■ TASK TO CARRY OUT ■
State the number of lines with the string "which" in them, and nothing else.

= = = = =

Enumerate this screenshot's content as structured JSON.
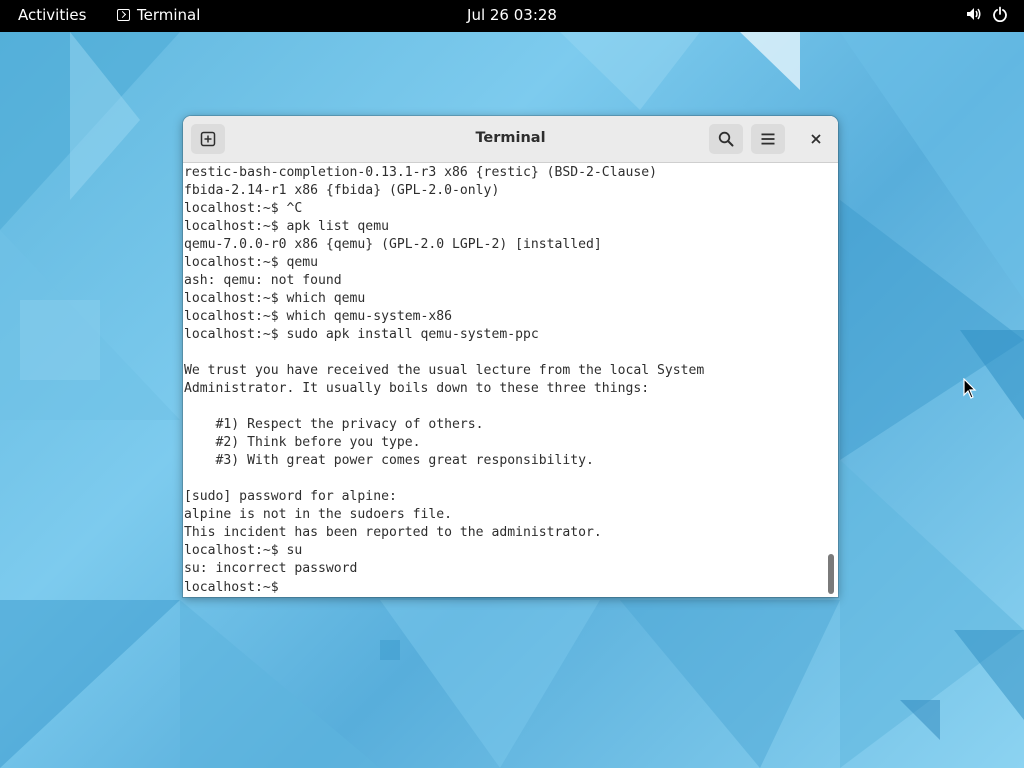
{
  "topbar": {
    "activities": "Activities",
    "app_name": "Terminal",
    "clock": "Jul 26  03:28"
  },
  "window": {
    "title": "Terminal",
    "lines": [
      "restic-bash-completion-0.13.1-r3 x86 {restic} (BSD-2-Clause)",
      "fbida-2.14-r1 x86 {fbida} (GPL-2.0-only)",
      "localhost:~$ ^C",
      "localhost:~$ apk list qemu",
      "qemu-7.0.0-r0 x86 {qemu} (GPL-2.0 LGPL-2) [installed]",
      "localhost:~$ qemu",
      "ash: qemu: not found",
      "localhost:~$ which qemu",
      "localhost:~$ which qemu-system-x86",
      "localhost:~$ sudo apk install qemu-system-ppc",
      "",
      "We trust you have received the usual lecture from the local System",
      "Administrator. It usually boils down to these three things:",
      "",
      "    #1) Respect the privacy of others.",
      "    #2) Think before you type.",
      "    #3) With great power comes great responsibility.",
      "",
      "[sudo] password for alpine:",
      "alpine is not in the sudoers file.",
      "This incident has been reported to the administrator.",
      "localhost:~$ su",
      "su: incorrect password"
    ],
    "prompt": "localhost:~$ "
  },
  "icons": {
    "app": "terminal-icon",
    "volume": "volume-icon",
    "power": "power-icon",
    "new_tab": "new-tab-icon",
    "search": "search-icon",
    "menu": "hamburger-menu-icon",
    "close": "close-icon",
    "pointer": "mouse-pointer-icon"
  }
}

= = = = =

■ RESULT ■
2